-- Start RECORD EXTRACTS --
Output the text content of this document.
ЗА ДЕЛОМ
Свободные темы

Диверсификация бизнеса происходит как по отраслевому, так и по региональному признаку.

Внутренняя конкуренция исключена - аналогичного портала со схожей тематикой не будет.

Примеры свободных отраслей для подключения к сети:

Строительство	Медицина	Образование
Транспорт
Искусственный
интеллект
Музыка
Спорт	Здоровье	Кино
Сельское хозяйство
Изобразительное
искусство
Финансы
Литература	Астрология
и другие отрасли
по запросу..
-- End RECORD EXTRACTS --
• _WRITTEN INSTRUCTION_:
Nothing should be left out: repeat all of the data exactly.

• _REPLY_:
Output the text content of this document.
ЗА ДЕЛОМ
Свободные темы

Диверсификация бизнеса происходит как по отраслевому, так и по региональному признаку.

Внутренняя конкуренция исключена - аналогичного портала со схожей тематикой не будет.

Примеры свободных отраслей для подключения к сети:

Строительство	Медицина	Образование
Транспорт
Искусственный
интеллект
Музыка
Спорт	Здоровье	Кино
Сельское хозяйство
Изобразительное
искусство
Финансы
Литература	Астрология
и другие отрасли
по запросу..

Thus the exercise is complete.